* THE TASK
Write out the full listing again, exactly as it stands.

* EXERCISE MATERIALS
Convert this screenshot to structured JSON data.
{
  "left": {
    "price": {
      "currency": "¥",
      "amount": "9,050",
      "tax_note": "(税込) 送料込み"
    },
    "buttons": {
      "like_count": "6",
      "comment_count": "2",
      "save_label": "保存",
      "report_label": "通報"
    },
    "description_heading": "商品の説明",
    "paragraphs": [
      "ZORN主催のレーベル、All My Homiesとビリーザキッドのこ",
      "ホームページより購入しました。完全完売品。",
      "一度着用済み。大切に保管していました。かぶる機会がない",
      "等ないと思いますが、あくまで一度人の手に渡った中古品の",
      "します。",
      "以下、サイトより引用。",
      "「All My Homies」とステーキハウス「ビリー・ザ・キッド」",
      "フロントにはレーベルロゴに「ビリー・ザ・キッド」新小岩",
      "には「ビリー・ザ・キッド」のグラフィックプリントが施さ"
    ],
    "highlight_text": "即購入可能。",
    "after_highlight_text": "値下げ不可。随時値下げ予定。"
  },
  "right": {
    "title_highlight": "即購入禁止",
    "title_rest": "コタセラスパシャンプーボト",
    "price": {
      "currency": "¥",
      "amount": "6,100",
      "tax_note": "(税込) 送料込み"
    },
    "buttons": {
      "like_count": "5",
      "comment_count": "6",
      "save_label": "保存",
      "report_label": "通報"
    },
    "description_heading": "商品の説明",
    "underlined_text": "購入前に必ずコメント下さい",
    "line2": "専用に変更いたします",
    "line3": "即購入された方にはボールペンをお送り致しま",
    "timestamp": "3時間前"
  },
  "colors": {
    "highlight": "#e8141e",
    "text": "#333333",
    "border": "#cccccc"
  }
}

* ANSWER TO THE TASK
Convert this screenshot to structured JSON data.
{
  "left": {
    "price": {
      "currency": "¥",
      "amount": "9,050",
      "tax_note": "(税込) 送料込み"
    },
    "buttons": {
      "like_count": "6",
      "comment_count": "2",
      "save_label": "保存",
      "report_label": "通報"
    },
    "description_heading": "商品の説明",
    "paragraphs": [
      "ZORN主催のレーベル、All My Homiesとビリーザキッドのこ",
      "ホームページより購入しました。完全完売品。",
      "一度着用済み。大切に保管していました。かぶる機会がない",
      "等ないと思いますが、あくまで一度人の手に渡った中古品の",
      "します。",
      "以下、サイトより引用。",
      "「All My Homies」とステーキハウス「ビリー・ザ・キッド」",
      "フロントにはレーベルロゴに「ビリー・ザ・キッド」新小岩",
      "には「ビリー・ザ・キッド」のグラフィックプリントが施さ"
    ],
    "highlight_text": "即購入可能。",
    "after_highlight_text": "値下げ不可。随時値下げ予定。"
  },
  "right": {
    "title_highlight": "即購入禁止",
    "title_rest": "コタセラスパシャンプーボト",
    "price": {
      "currency": "¥",
      "amount": "6,100",
      "tax_note": "(税込) 送料込み"
    },
    "buttons": {
      "like_count": "5",
      "comment_count": "6",
      "save_label": "保存",
      "report_label": "通報"
    },
    "description_heading": "商品の説明",
    "underlined_text": "購入前に必ずコメント下さい",
    "line2": "専用に変更いたします",
    "line3": "即購入された方にはボールペンをお送り致しま",
    "timestamp": "3時間前"
  },
  "colors": {
    "highlight": "#e8141e",
    "text": "#333333",
    "border": "#cccccc"
  }
}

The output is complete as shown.